EXERCISE OBJECTIVE -> Reproduce every record below exactly as written, leaving out any pictures.

DATA EXTRACT ->
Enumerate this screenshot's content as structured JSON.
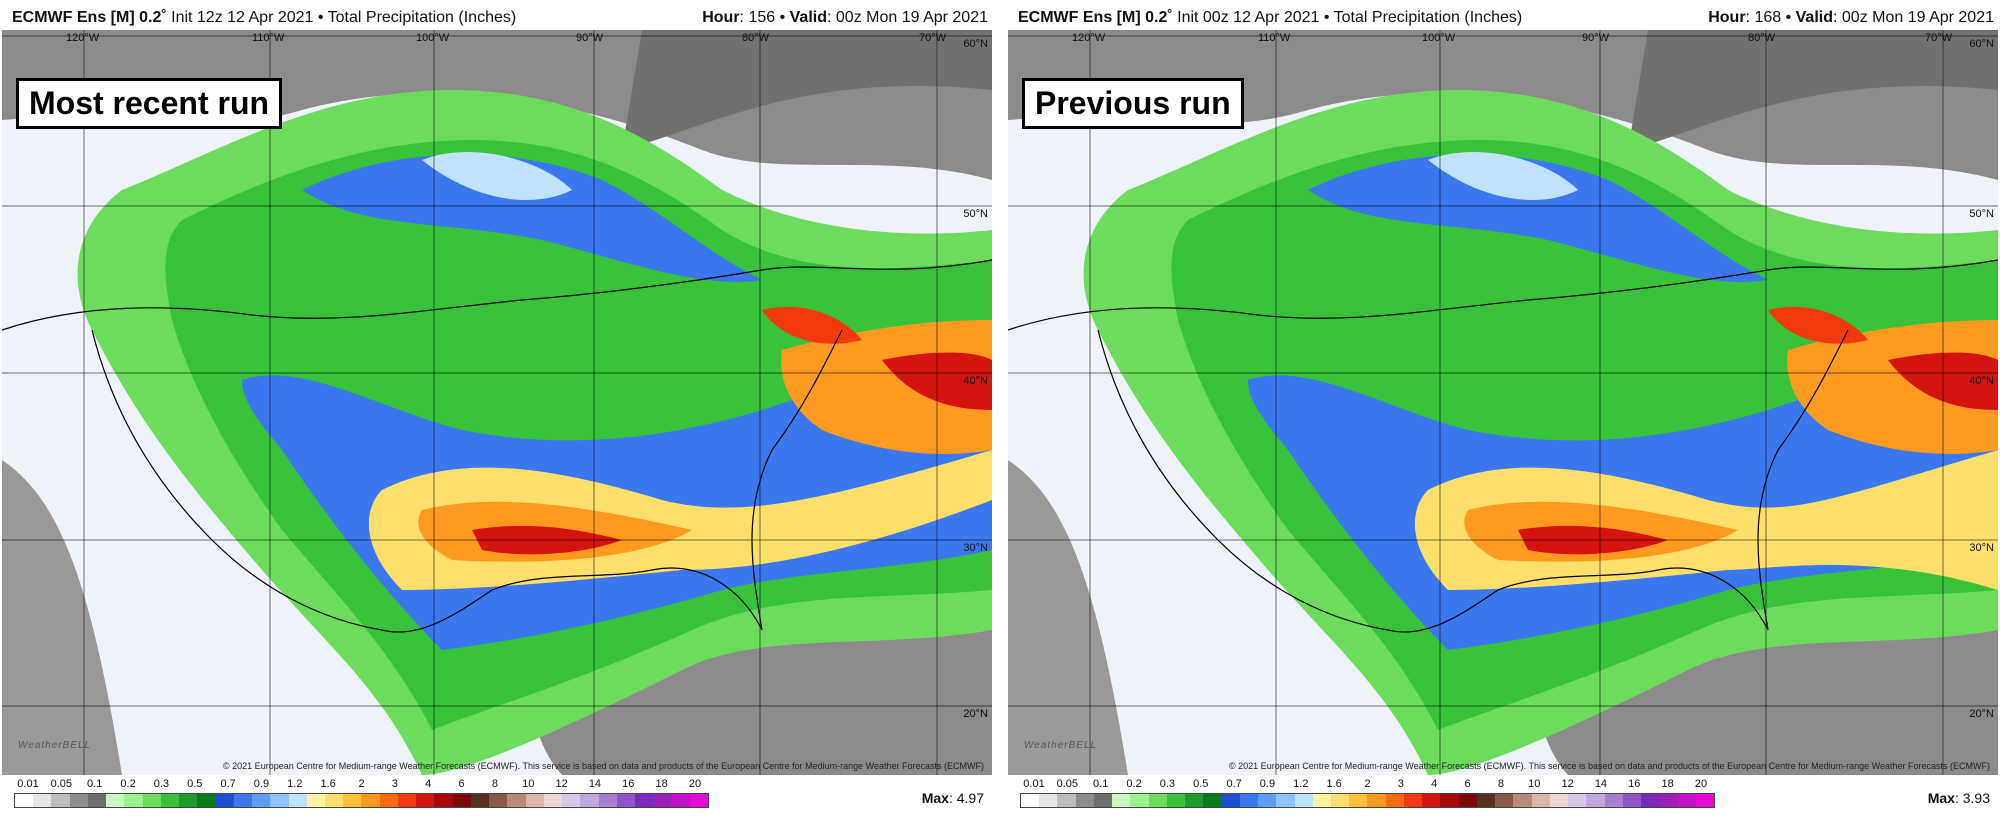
{
  "panels": [
    {
      "model": "ECMWF Ens [M] 0.2˚",
      "init": " Init 12z 12 Apr 2021",
      "field": " • Total Precipitation (Inches)",
      "hour_label": "Hour",
      "hour": ": 156",
      "valid_label": "Valid",
      "valid": ": 00z Mon 19 Apr 2021",
      "run_label": "Most recent run",
      "max_label": "Max",
      "max_value": ": 4.97"
    },
    {
      "model": "ECMWF Ens [M] 0.2˚",
      "init": " Init 00z 12 Apr 2021",
      "field": " • Total Precipitation (Inches)",
      "hour_label": "Hour",
      "hour": ": 168",
      "valid_label": "Valid",
      "valid": ": 00z Mon 19 Apr 2021",
      "run_label": "Previous run",
      "max_label": "Max",
      "max_value": ": 3.93"
    }
  ],
  "longitudes": [
    "120°W",
    "110°W",
    "100°W",
    "90°W",
    "80°W",
    "70°W"
  ],
  "latitudes": [
    "60°N",
    "50°N",
    "40°N",
    "30°N",
    "20°N"
  ],
  "copyright": "© 2021 European Centre for Medium-range Weather Forecasts (ECMWF). This service is based on data and products of the European Centre for Medium-range Weather Forecasts (ECMWF)",
  "watermark": "WeatherBELL",
  "legend": {
    "ticks": [
      "0.01",
      "0.05",
      "0.1",
      "0.2",
      "0.3",
      "0.5",
      "0.7",
      "0.9",
      "1.2",
      "1.6",
      "2",
      "3",
      "4",
      "6",
      "8",
      "10",
      "12",
      "14",
      "16",
      "18",
      "20"
    ],
    "colors": [
      "#ffffff",
      "#e6e6e6",
      "#bdbdbd",
      "#8c8c8c",
      "#6e6e6e",
      "#c9f7c0",
      "#9cf08f",
      "#6ddc5d",
      "#38c23a",
      "#1e9c2a",
      "#0d7a1f",
      "#1c4fd6",
      "#3b78f0",
      "#5f9ef6",
      "#8cc4fb",
      "#bfe2fd",
      "#fff3a3",
      "#ffdf6b",
      "#ffc23a",
      "#ff9a20",
      "#ff6a12",
      "#f23a0e",
      "#d4140e",
      "#a8070c",
      "#7a0a0a",
      "#553025",
      "#8a5a48",
      "#b88a7a",
      "#d9b6a8",
      "#efd6d0",
      "#d8c8e8",
      "#c2a6de",
      "#a97fd2",
      "#8f55c6",
      "#7a2bbb",
      "#9b1fb8",
      "#c312c6",
      "#e60ad6"
    ]
  }
}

FULL SOLUTION ->
Enumerate this screenshot's content as structured JSON.
{
  "panels": [
    {
      "model": "ECMWF Ens [M] 0.2˚",
      "init": " Init 12z 12 Apr 2021",
      "field": " • Total Precipitation (Inches)",
      "hour_label": "Hour",
      "hour": ": 156",
      "valid_label": "Valid",
      "valid": ": 00z Mon 19 Apr 2021",
      "run_label": "Most recent run",
      "max_label": "Max",
      "max_value": ": 4.97"
    },
    {
      "model": "ECMWF Ens [M] 0.2˚",
      "init": " Init 00z 12 Apr 2021",
      "field": " • Total Precipitation (Inches)",
      "hour_label": "Hour",
      "hour": ": 168",
      "valid_label": "Valid",
      "valid": ": 00z Mon 19 Apr 2021",
      "run_label": "Previous run",
      "max_label": "Max",
      "max_value": ": 3.93"
    }
  ],
  "longitudes": [
    "120°W",
    "110°W",
    "100°W",
    "90°W",
    "80°W",
    "70°W"
  ],
  "latitudes": [
    "60°N",
    "50°N",
    "40°N",
    "30°N",
    "20°N"
  ],
  "copyright": "© 2021 European Centre for Medium-range Weather Forecasts (ECMWF). This service is based on data and products of the European Centre for Medium-range Weather Forecasts (ECMWF)",
  "watermark": "WeatherBELL",
  "legend": {
    "ticks": [
      "0.01",
      "0.05",
      "0.1",
      "0.2",
      "0.3",
      "0.5",
      "0.7",
      "0.9",
      "1.2",
      "1.6",
      "2",
      "3",
      "4",
      "6",
      "8",
      "10",
      "12",
      "14",
      "16",
      "18",
      "20"
    ],
    "colors": [
      "#ffffff",
      "#e6e6e6",
      "#bdbdbd",
      "#8c8c8c",
      "#6e6e6e",
      "#c9f7c0",
      "#9cf08f",
      "#6ddc5d",
      "#38c23a",
      "#1e9c2a",
      "#0d7a1f",
      "#1c4fd6",
      "#3b78f0",
      "#5f9ef6",
      "#8cc4fb",
      "#bfe2fd",
      "#fff3a3",
      "#ffdf6b",
      "#ffc23a",
      "#ff9a20",
      "#ff6a12",
      "#f23a0e",
      "#d4140e",
      "#a8070c",
      "#7a0a0a",
      "#553025",
      "#8a5a48",
      "#b88a7a",
      "#d9b6a8",
      "#efd6d0",
      "#d8c8e8",
      "#c2a6de",
      "#a97fd2",
      "#8f55c6",
      "#7a2bbb",
      "#9b1fb8",
      "#c312c6",
      "#e60ad6"
    ]
  }
}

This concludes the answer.